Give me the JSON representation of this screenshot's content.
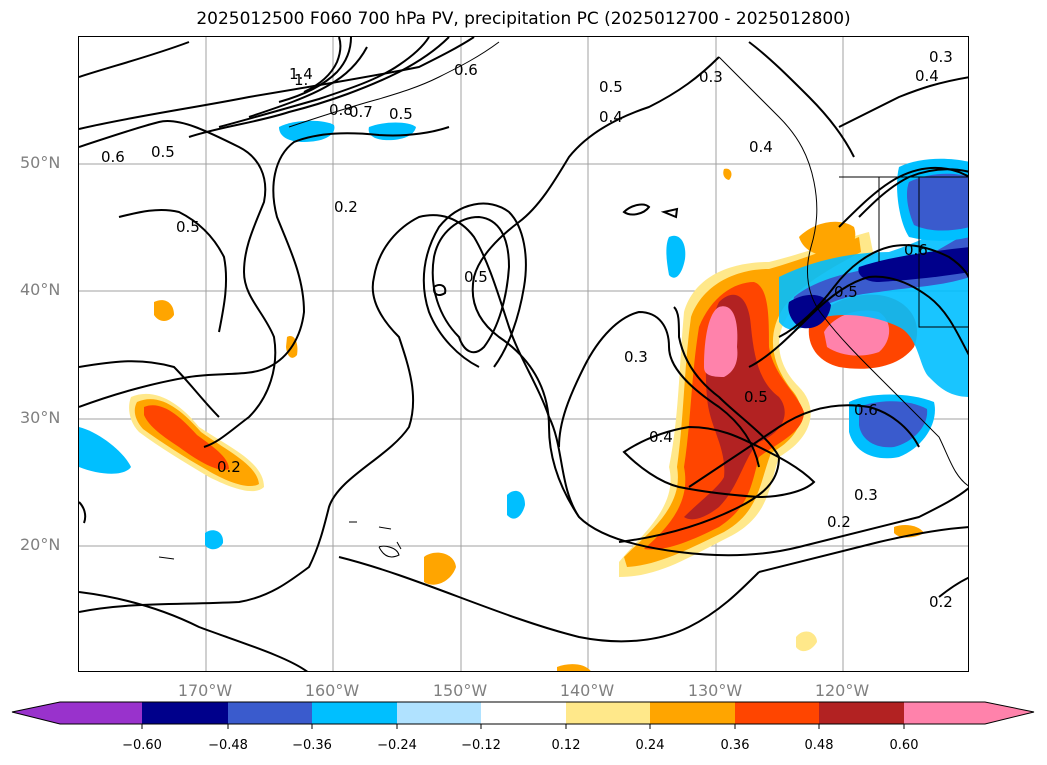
{
  "title": "2025012500 F060 700 hPa PV, precipitation PC (2025012700 - 2025012800)",
  "lat_labels": [
    "50°N",
    "40°N",
    "30°N",
    "20°N"
  ],
  "lon_labels": [
    "170°W",
    "160°W",
    "150°W",
    "140°W",
    "130°W",
    "120°W"
  ],
  "contour_labels": [
    "1.4",
    "1.",
    "0.8",
    "0.7",
    "0.5",
    "0.6",
    "0.5",
    "0.4",
    "0.3",
    "0.4",
    "0.3",
    "0.4",
    "0.6",
    "0.5",
    "0.2",
    "0.5",
    "0.5",
    "0.3",
    "0.4",
    "0.5",
    "0.5",
    "0.6",
    "0.6",
    "0.2",
    "0.3",
    "0.2",
    "0.2"
  ],
  "colorbar": {
    "ticks": [
      "−0.60",
      "−0.48",
      "−0.36",
      "−0.24",
      "−0.12",
      "0.12",
      "0.24",
      "0.36",
      "0.48",
      "0.60"
    ],
    "colors": [
      "#9932cc",
      "#00008b",
      "#3a5bcd",
      "#00bfff",
      "#b0e2ff",
      "#ffffff",
      "#ffe88a",
      "#ffa500",
      "#ff4500",
      "#b22222",
      "#ff82ab"
    ]
  }
}
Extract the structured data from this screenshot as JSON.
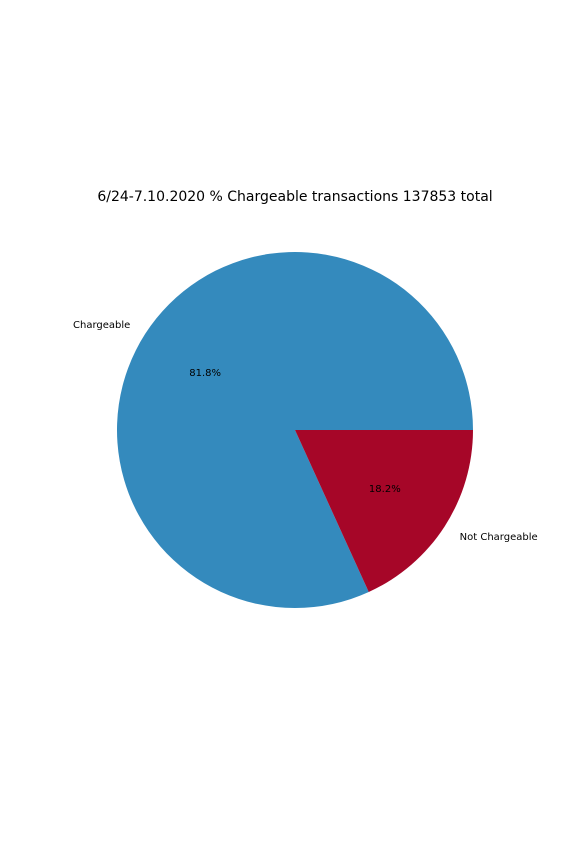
{
  "chart_data": {
    "type": "pie",
    "title": "6/24-7.10.2020 % Chargeable transactions 137853 total",
    "categories": [
      "Chargeable",
      "Not Chargeable"
    ],
    "values": [
      81.8,
      18.2
    ],
    "percent_labels": [
      "81.8%",
      "18.2%"
    ],
    "colors": [
      "#348ABD",
      "#A60628"
    ],
    "legend": "none",
    "grid": false
  }
}
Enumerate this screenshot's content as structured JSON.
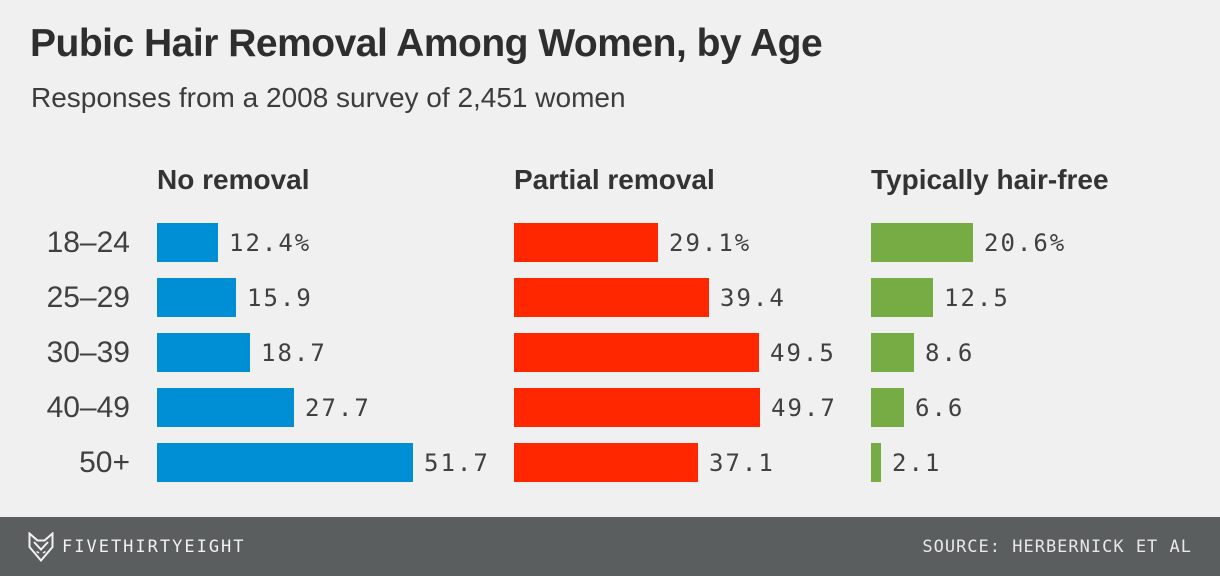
{
  "header": {
    "title": "Pubic Hair Removal Among Women, by Age",
    "subtitle": "Responses from a 2008 survey of 2,451 women"
  },
  "chart_data": {
    "type": "bar",
    "orientation": "horizontal",
    "categories": [
      "18–24",
      "25–29",
      "30–39",
      "40–49",
      "50+"
    ],
    "series": [
      {
        "name": "No removal",
        "color": "#008FD5",
        "values": [
          12.4,
          15.9,
          18.7,
          27.7,
          51.7
        ]
      },
      {
        "name": "Partial removal",
        "color": "#FF2700",
        "values": [
          29.1,
          39.4,
          49.5,
          49.7,
          37.1
        ]
      },
      {
        "name": "Typically hair-free",
        "color": "#77AB43",
        "values": [
          20.6,
          12.5,
          8.6,
          6.6,
          2.1
        ]
      }
    ],
    "unit": "percent",
    "value_suffix_first_row": "%",
    "xlim": [
      0,
      55
    ],
    "grid": false,
    "legend": "column-headers",
    "value_labels": "outside-end"
  },
  "footer": {
    "brand": "FIVETHIRTYEIGHT",
    "source": "SOURCE: HERBERNICK ET AL",
    "logo_icon": "fox-logo-icon"
  },
  "colors": {
    "background": "#F0F0F0",
    "title_text": "#2E2E2E",
    "body_text": "#404040",
    "footer_background": "#5A5E5E",
    "footer_text": "#F2F2F2",
    "series_blue": "#008FD5",
    "series_red": "#FF2700",
    "series_green": "#77AB43"
  }
}
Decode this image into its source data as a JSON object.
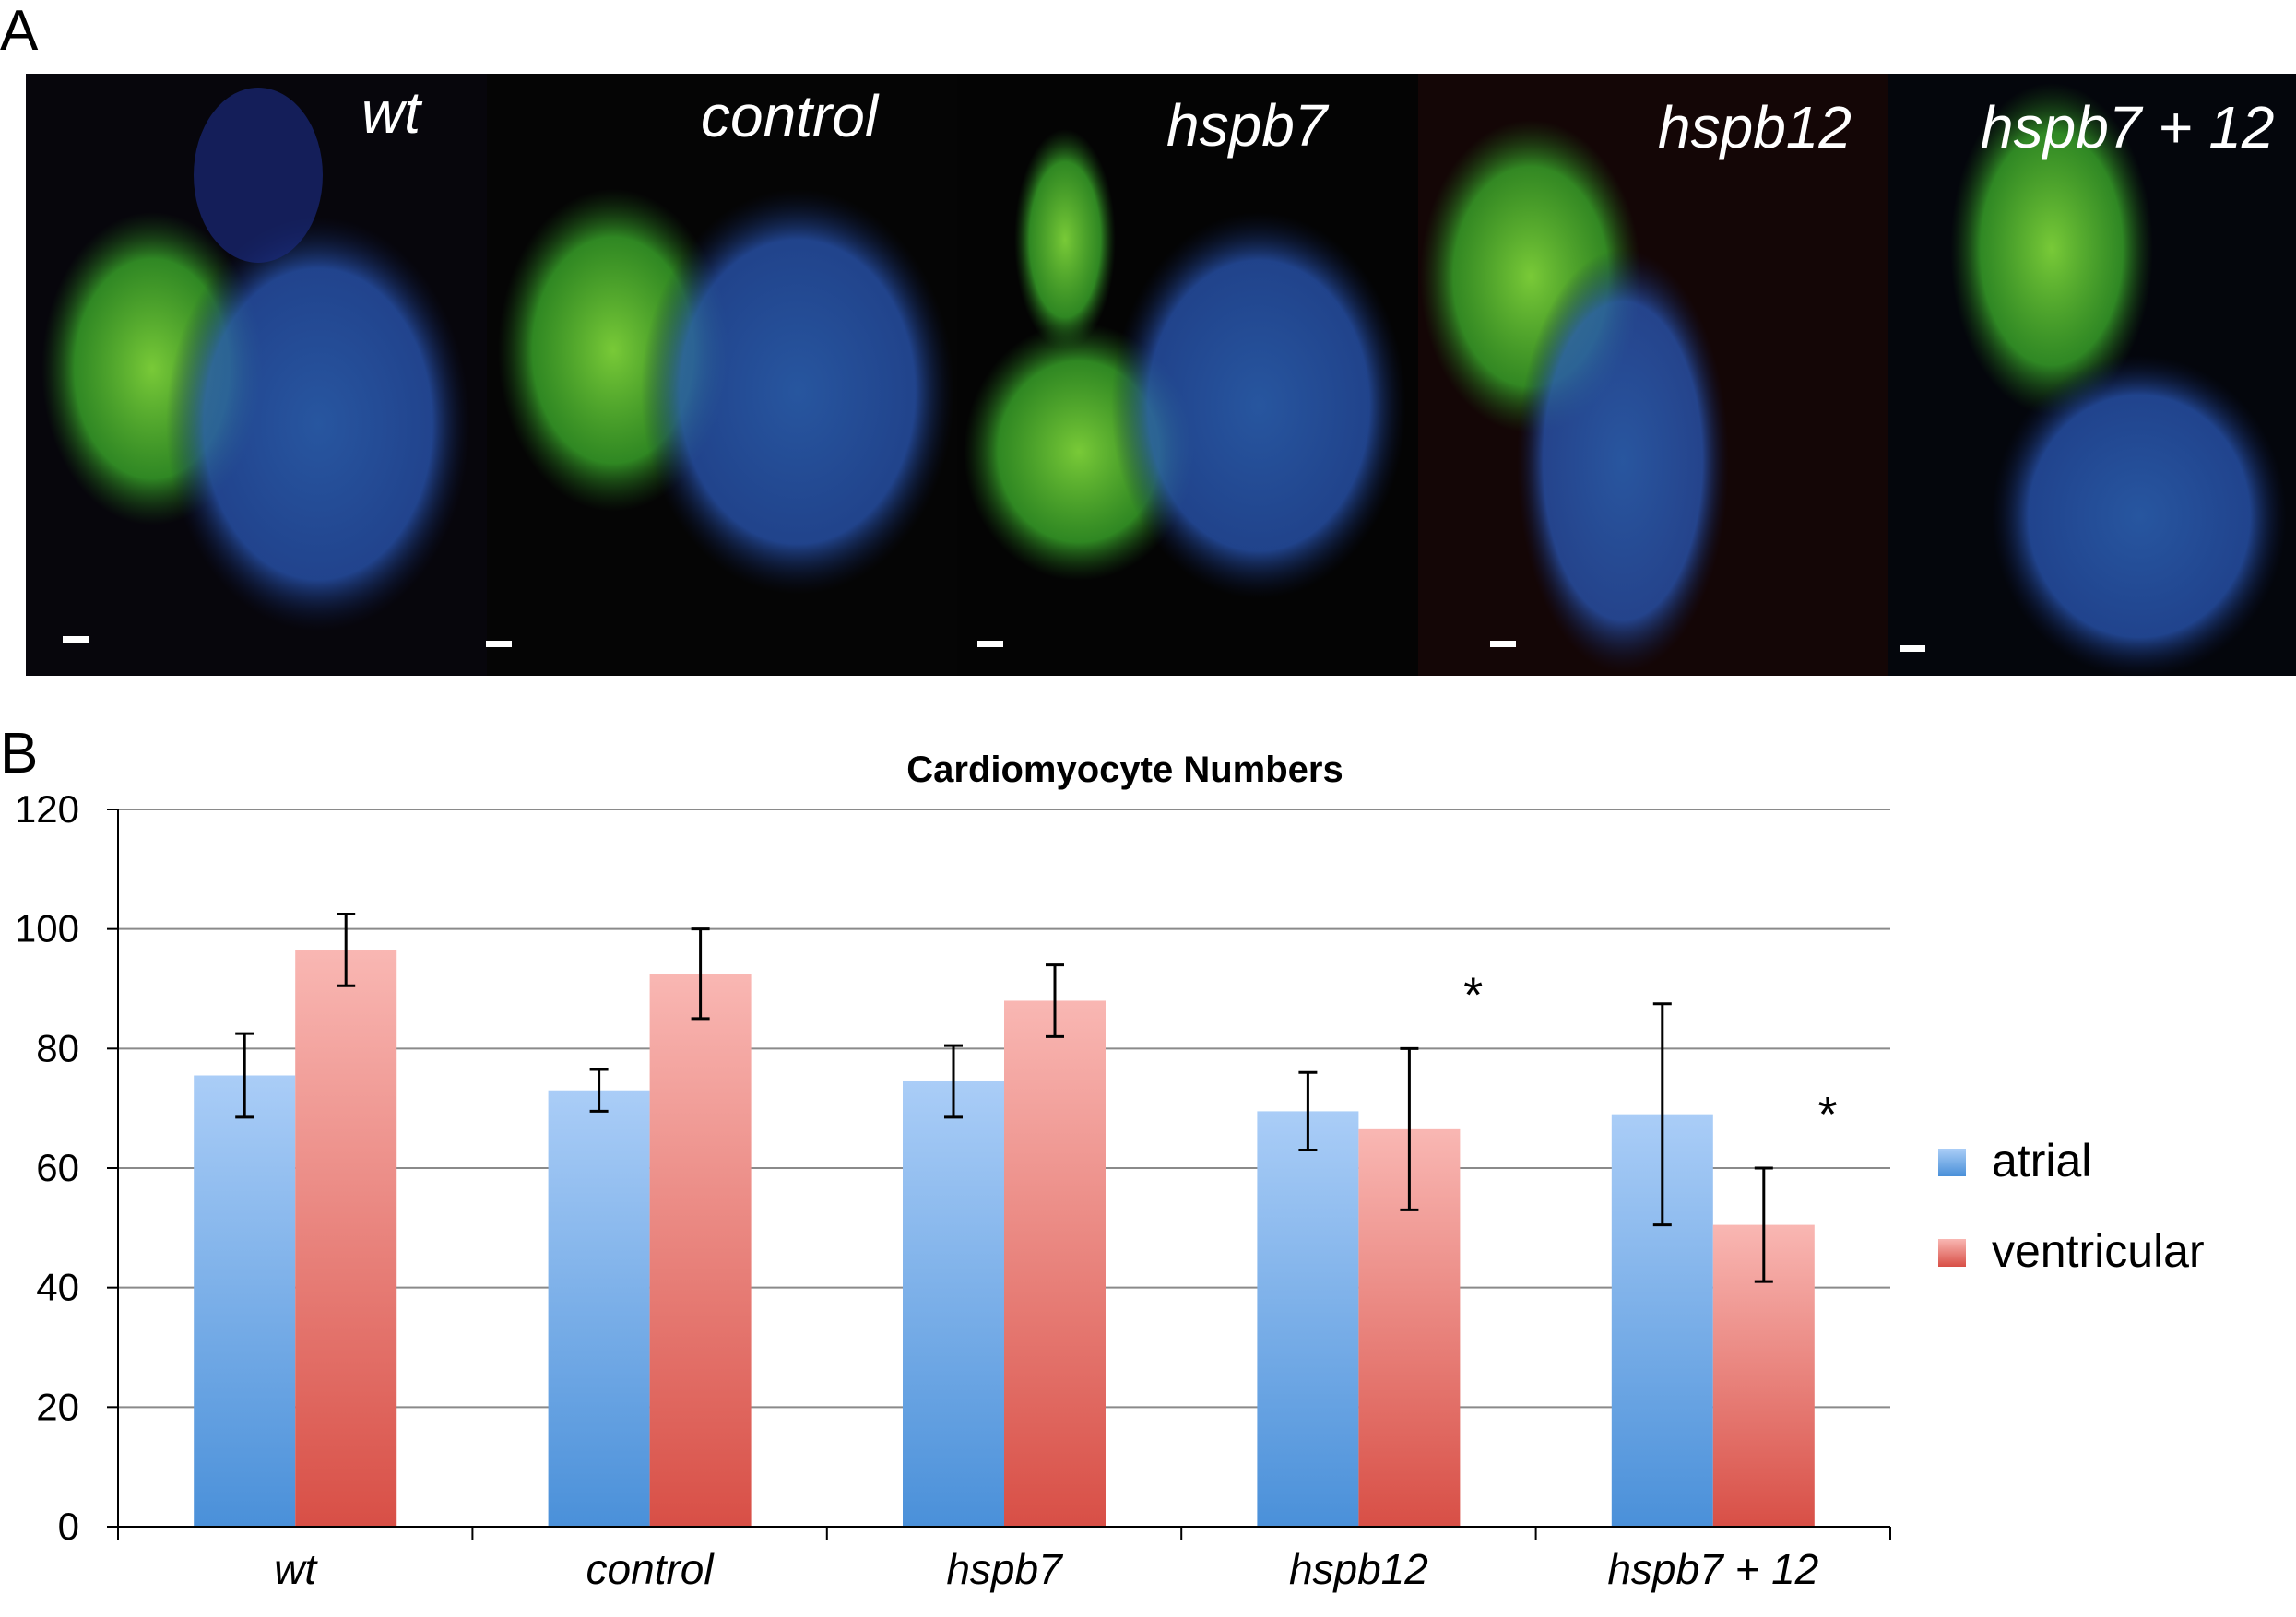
{
  "panel_a": {
    "letter": "A",
    "images": [
      {
        "label": "wt"
      },
      {
        "label": "control"
      },
      {
        "label": "hspb7"
      },
      {
        "label": "hspb12"
      },
      {
        "label": "hspb7 + 12"
      }
    ]
  },
  "panel_b": {
    "letter": "B"
  },
  "chart_data": {
    "type": "bar",
    "title": "Cardiomyocyte Numbers",
    "xlabel": "",
    "ylabel": "",
    "ylim": [
      0,
      120
    ],
    "yticks": [
      "0",
      "20",
      "40",
      "60",
      "80",
      "100",
      "120"
    ],
    "categories": [
      "wt",
      "control",
      "hspb7",
      "hspb12",
      "hspb7 + 12"
    ],
    "series": [
      {
        "name": "atrial",
        "color": "#6fa8e6",
        "values": [
          75.5,
          73,
          74.5,
          69.5,
          69
        ],
        "errors": [
          7,
          3.5,
          6,
          6.5,
          18.5
        ]
      },
      {
        "name": "ventricular",
        "color": "#ef8b86",
        "values": [
          96.5,
          92.5,
          88,
          66.5,
          50.5
        ],
        "errors": [
          6,
          7.5,
          6,
          13.5,
          9.5
        ]
      }
    ],
    "significance": [
      {
        "category": "hspb12",
        "series": "ventricular",
        "marker": "*"
      },
      {
        "category": "hspb7 + 12",
        "series": "ventricular",
        "marker": "*"
      }
    ],
    "legend_position": "right",
    "grid": true
  }
}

☆ ☆ ☆

To do »
Repeat all the data as it stands, dropping any images it holds.

Solution for this exercise »
Give me the JSON representation of this screenshot's content.
{
  "title": "2025012500 F060 700 hPa PV, precipitation PC (2025012700 - 2025012800)",
  "lat_labels": [
    "50°N",
    "40°N",
    "30°N",
    "20°N"
  ],
  "lon_labels": [
    "170°W",
    "160°W",
    "150°W",
    "140°W",
    "130°W",
    "120°W"
  ],
  "contour_labels": [
    "1.4",
    "1.",
    "0.8",
    "0.7",
    "0.5",
    "0.6",
    "0.5",
    "0.4",
    "0.3",
    "0.4",
    "0.3",
    "0.4",
    "0.6",
    "0.5",
    "0.2",
    "0.5",
    "0.5",
    "0.3",
    "0.4",
    "0.5",
    "0.5",
    "0.6",
    "0.6",
    "0.2",
    "0.3",
    "0.2",
    "0.2"
  ],
  "colorbar": {
    "ticks": [
      "−0.60",
      "−0.48",
      "−0.36",
      "−0.24",
      "−0.12",
      "0.12",
      "0.24",
      "0.36",
      "0.48",
      "0.60"
    ],
    "colors": [
      "#9932cc",
      "#00008b",
      "#3a5bcd",
      "#00bfff",
      "#b0e2ff",
      "#ffffff",
      "#ffe88a",
      "#ffa500",
      "#ff4500",
      "#b22222",
      "#ff82ab"
    ]
  }
}
Extract the structured data from this screenshot as JSON.
{
  "chart_data": {
    "type": "pie",
    "title": "6/24-7.10.2020 % Chargeable transactions 137853 total",
    "categories": [
      "Chargeable",
      "Not Chargeable"
    ],
    "values": [
      81.8,
      18.2
    ],
    "percent_labels": [
      "81.8%",
      "18.2%"
    ],
    "colors": [
      "#348ABD",
      "#A60628"
    ],
    "legend": "none",
    "grid": false
  }
}
Enumerate this screenshot's content as structured JSON.
{
  "header": {
    "title": "Pubic Hair Removal Among Women, by Age",
    "subtitle": "Responses from a 2008 survey of 2,451 women"
  },
  "chart_data": {
    "type": "bar",
    "orientation": "horizontal",
    "categories": [
      "18–24",
      "25–29",
      "30–39",
      "40–49",
      "50+"
    ],
    "series": [
      {
        "name": "No removal",
        "color": "#008FD5",
        "values": [
          12.4,
          15.9,
          18.7,
          27.7,
          51.7
        ]
      },
      {
        "name": "Partial removal",
        "color": "#FF2700",
        "values": [
          29.1,
          39.4,
          49.5,
          49.7,
          37.1
        ]
      },
      {
        "name": "Typically hair-free",
        "color": "#77AB43",
        "values": [
          20.6,
          12.5,
          8.6,
          6.6,
          2.1
        ]
      }
    ],
    "unit": "percent",
    "value_suffix_first_row": "%",
    "xlim": [
      0,
      55
    ],
    "grid": false,
    "legend": "column-headers",
    "value_labels": "outside-end"
  },
  "footer": {
    "brand": "FIVETHIRTYEIGHT",
    "source": "SOURCE: HERBERNICK ET AL",
    "logo_icon": "fox-logo-icon"
  },
  "colors": {
    "background": "#F0F0F0",
    "title_text": "#2E2E2E",
    "body_text": "#404040",
    "footer_background": "#5A5E5E",
    "footer_text": "#F2F2F2",
    "series_blue": "#008FD5",
    "series_red": "#FF2700",
    "series_green": "#77AB43"
  }
}
Decode this image into its source data as a JSON object.
{
  "panel_a": {
    "letter": "A",
    "images": [
      {
        "label": "wt"
      },
      {
        "label": "control"
      },
      {
        "label": "hspb7"
      },
      {
        "label": "hspb12"
      },
      {
        "label": "hspb7 + 12"
      }
    ]
  },
  "panel_b": {
    "letter": "B"
  },
  "chart_data": {
    "type": "bar",
    "title": "Cardiomyocyte Numbers",
    "xlabel": "",
    "ylabel": "",
    "ylim": [
      0,
      120
    ],
    "yticks": [
      "0",
      "20",
      "40",
      "60",
      "80",
      "100",
      "120"
    ],
    "categories": [
      "wt",
      "control",
      "hspb7",
      "hspb12",
      "hspb7 + 12"
    ],
    "series": [
      {
        "name": "atrial",
        "color": "#6fa8e6",
        "values": [
          75.5,
          73,
          74.5,
          69.5,
          69
        ],
        "errors": [
          7,
          3.5,
          6,
          6.5,
          18.5
        ]
      },
      {
        "name": "ventricular",
        "color": "#ef8b86",
        "values": [
          96.5,
          92.5,
          88,
          66.5,
          50.5
        ],
        "errors": [
          6,
          7.5,
          6,
          13.5,
          9.5
        ]
      }
    ],
    "significance": [
      {
        "category": "hspb12",
        "series": "ventricular",
        "marker": "*"
      },
      {
        "category": "hspb7 + 12",
        "series": "ventricular",
        "marker": "*"
      }
    ],
    "legend_position": "right",
    "grid": true
  }
}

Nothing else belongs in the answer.